◆ Actions to take
[a] Condense the paragraph of the solvation-energy README that begins "The repository contains all of the code" into a short bulleted list that keeps its main facts.
[b] State whether each statement agrees with the solvation-energy README, answering yes or no and quoting the deciding words: (i) Python 3.8 with miniconda3 is recommended. (ii) The FreeSolv data folder includes SDF files for its molecules. (iii) PyTorch should be installed with CUDA 11 for compatibility with Torch-geometric.
[c] Write the next portion of the solvation-energy README, picking up right after its final line.

◆ Source

Start

Accurate prediction of aqueous free solvation energies using 3D atomic feature-based graph neural network with transfer learning

Dongdong Zhang, Song Xia, and Yingkai Zhang

The repository contains all of the code and instructions needed to reproduce the experiments and results of Accurate prediction of aqueous free solvation energies using 3D atomic feature-based graph neural network with transfer learning. We show the whole process from datasets to model training step-by-step.

1. Project organization

|- README.md                                <- this file
|- scripts                                  <- Main code of this work
    |- train.py                             <- model training, see usage in Step 5
    | - predict.py                          <- Directly predict solvation energy for molecules 
    |- trainer.py                           <- provide train/test functions
    |- model.py                             <- model building
    |- gnns.py                              <- a list of GNN modules
    |- k_gnn.py                             <- dataloader building
    |- supergat_conv.py                     <- SuperGAT 
    |- layers.py                            <- simple layers building blocks
    |- prepare_data.py                      <- process molecules datasets
    |- featurization.py                     <- featurization methods
    |- helper.py                            <- provide simple functions for use
    |- args.py                              <- list of argments for training
|- data                                     <- where data are saved       
    |- Frag20-Aqsol-100K
        |- split                            <- train/validation/test csv files    
    |- FreeSolv
        |- split                            <- train/validation/test csv files    
        |- sdf                              <- SDF files for all molecules   
        |- xyz                              <- XYZ files for all molecules   
|- models                                   <- where pretrained models are saved for use
    |- Frag20-Aqsol-100K
        |- pretrained
            |- 3D_MMFF                      <- model trained with A3D features calculated from MMFF-opt geometries 
            |- 3D_QM                        <- model trained with A3D features calculated from QM-opt geometries 
            |- 2D                           <- model trained with 2D features
    |- FreeSolv                             <- a finetuned model and configuration file for use in the notebooks 
|- results                                  <- where training results should be saved 
|- notebooks                                <- a tutorial showing quick test and prediction of given molecules in SMILES

2. Conda environment setup:

Python 3.8 is recommended here with the miniconda3. The package installation order is recommended as below:

PyTorch.
conda install pytorch cudatoolkit=10.2 -c pytorch
To be noted, in order to be compatible with the installation of Torch-geometric, cuda10.2 for torch should be used here.
Torch geometirc.

conda install pyg -c pyg

rdkit.

conda install -c conda-forge rdkit

DSCRIBE.

conda install -c conda-forge dscribe

PrettyTable.

End

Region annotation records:
Start

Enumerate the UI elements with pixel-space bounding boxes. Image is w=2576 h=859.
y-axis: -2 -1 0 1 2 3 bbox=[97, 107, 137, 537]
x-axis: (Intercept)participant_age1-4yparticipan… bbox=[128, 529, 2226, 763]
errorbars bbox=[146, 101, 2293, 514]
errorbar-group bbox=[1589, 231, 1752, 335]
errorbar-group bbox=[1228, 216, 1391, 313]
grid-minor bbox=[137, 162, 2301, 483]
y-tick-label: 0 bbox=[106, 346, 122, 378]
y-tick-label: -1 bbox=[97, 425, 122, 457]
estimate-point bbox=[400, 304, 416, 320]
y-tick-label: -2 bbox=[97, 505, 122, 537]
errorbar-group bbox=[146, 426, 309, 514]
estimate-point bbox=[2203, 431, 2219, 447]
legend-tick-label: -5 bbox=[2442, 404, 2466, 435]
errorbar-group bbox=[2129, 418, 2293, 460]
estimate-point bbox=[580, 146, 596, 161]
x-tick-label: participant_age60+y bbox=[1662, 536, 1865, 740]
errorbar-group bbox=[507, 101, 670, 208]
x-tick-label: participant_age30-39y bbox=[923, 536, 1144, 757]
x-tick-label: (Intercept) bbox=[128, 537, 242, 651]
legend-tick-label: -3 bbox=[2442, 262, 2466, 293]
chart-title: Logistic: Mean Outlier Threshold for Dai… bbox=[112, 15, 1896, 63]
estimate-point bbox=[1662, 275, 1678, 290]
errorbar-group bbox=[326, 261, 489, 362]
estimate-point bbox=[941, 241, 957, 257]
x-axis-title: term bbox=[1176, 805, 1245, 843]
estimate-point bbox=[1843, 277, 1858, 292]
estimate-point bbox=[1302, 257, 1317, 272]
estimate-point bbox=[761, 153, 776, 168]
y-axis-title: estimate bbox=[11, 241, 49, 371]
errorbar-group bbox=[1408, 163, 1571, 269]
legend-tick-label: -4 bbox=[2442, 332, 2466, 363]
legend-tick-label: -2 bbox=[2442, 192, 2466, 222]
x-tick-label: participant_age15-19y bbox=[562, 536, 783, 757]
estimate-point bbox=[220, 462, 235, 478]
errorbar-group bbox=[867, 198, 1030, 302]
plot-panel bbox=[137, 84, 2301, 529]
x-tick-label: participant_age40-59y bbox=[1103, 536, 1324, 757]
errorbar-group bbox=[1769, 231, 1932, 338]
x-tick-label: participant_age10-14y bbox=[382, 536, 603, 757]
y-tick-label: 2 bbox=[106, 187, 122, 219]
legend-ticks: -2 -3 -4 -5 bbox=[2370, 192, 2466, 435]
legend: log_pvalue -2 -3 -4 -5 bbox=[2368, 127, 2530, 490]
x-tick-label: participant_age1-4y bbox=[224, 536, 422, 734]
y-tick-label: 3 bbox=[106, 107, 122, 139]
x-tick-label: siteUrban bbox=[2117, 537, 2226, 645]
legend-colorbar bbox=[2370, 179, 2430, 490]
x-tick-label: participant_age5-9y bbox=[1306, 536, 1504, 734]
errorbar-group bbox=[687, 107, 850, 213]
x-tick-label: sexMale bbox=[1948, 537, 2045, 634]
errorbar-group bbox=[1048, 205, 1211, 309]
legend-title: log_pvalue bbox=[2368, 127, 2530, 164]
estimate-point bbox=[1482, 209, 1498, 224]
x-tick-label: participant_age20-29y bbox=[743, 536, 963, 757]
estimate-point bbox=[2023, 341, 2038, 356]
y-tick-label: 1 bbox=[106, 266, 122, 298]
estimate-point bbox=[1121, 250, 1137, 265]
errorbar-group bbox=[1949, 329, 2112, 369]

End

◆ Answers by task
[a]
- The repository holds all the code and instructions needed to reproduce the experiments and results of the work.
- The work predicts aqueous free solvation energies with a 3D atomic feature-based graph neural network and transfer learning.
- It presents the whole process, from datasets to model training, step by step.

[b]
(i) Yes: "Python 3.8 is recommended here with the miniconda3."
(ii) Yes: "SDF files for all molecules"
(iii) No: "cuda10.2 for torch should be used here."

[c]
conda install -c conda-forge prettytable

3. Datasets downloading

Since the 3D structures are stored in SDF and XYZ formats for Frag20-Aqsol-100K, they are saved elsewhere and can be downloaded either from our IMA website or using the following command line.

cd data

wget PLACE_HOLDER

After downloading the tar.bz2 file, unzip it using tar -xf.

tar xvf Frag20-Aqsol-100K.tar.bz2

You should see a list of folders. Then check the total number of files:

find Frag20-Aqsol-100K/ -type f | wc -l

which should return around 400,000. Now return to the root folder:

cd ..

4. Data preprocessing

To generate molecule graph datasets for Torch geometric reading, the preprae_data.py contains the codes for Frag20-Aqsol-100K and FreeSolv. For example, the following command line is used to process each molecule in Frag20-Aqsol-100K by featurizing atoms/bonds using 3D atomic features.
cd scripts

python prepare_data.py --data_path ../data --save_path ../data/processed --dataset Frag20-Aqsol-100K --ACSF --cutoff 6.0 --xyz MMFF --train_type TS --tqdm

python prepare_data.py --data_path ../data --save_path ../data/processed --dataset FreeSolv --ACSF --cutoff 6.0 --xyz MMFF --train_type FT --tqdm

where --data_path is the path to the place where folders sdf, xyz and split are all saved, --save_path is the same path as data_path for default where a new directory graphs will be created. --ACSF means the 3D features are used here. --cutoff is the parameter for ACSF functions. --xyz means if the MMFF-optimized or QM-optimized geometries are used. --train_type means if we save the graph datasets to train the model from scratch (TS) or not.

After running the above script, there will be a directory generated in the --save_path in the format of graphs/3D_TS_MMFF/raw where 3D means ACSF is called here, MMFF means xyz is using MMFF geometries, TS means the train_type is training from scratch (TS), and raw is the required folder by torch geometric.

5. Training

To train different tasks, the train.py contains the codes. For example, the following command line is used to process each molecule in Frag20-Aqsol-100K by featurizing atoms/bonds using 3D atomic features.

python train.py --data_path ../data/processed --running_path ../results --dataset Frag20-Aqsol-100K --gnn_type pnaconv --seed 111 --train_type TS --style 3D_FT_MMFF --experiment frag20-100k-ts --fully_connected_layer_sizes 120 120 --bn --residual_connect --data_seed 456 --train_size 80000 --val_size 10000 --test_size 10000

where --data_path is same as the above --save_path in Step 3, --results_path is where the results are saved. --gnn_type is the GNN module used to build the model. For example, pnaconv. --seed is the random seed to initialize the weights. --style should be consistent with the folder where processed datasets are saved, for example, 3D_TS_MMFF from the script in Step 3. --experiment is any experiment names for the job running. [120 60] means the dimensions for readout layers are 120, 60, except for the last layer with 1 be the dimension. --bn means using the batch normalization. --residual_connect means using the residual connection. --data_seed only works when --sample is called to do the random splits.

After running the script, there will be a new directory generated in the format of --running_path + Frag20-Aqsol-100K + 1-GNN + --gnn_type + --experiment, where file, config.json, training results file data.txt, and two folders where the model parameters for best model (lowest validation error) and last-epoch model are saved: model_best.pt and last_model.pt.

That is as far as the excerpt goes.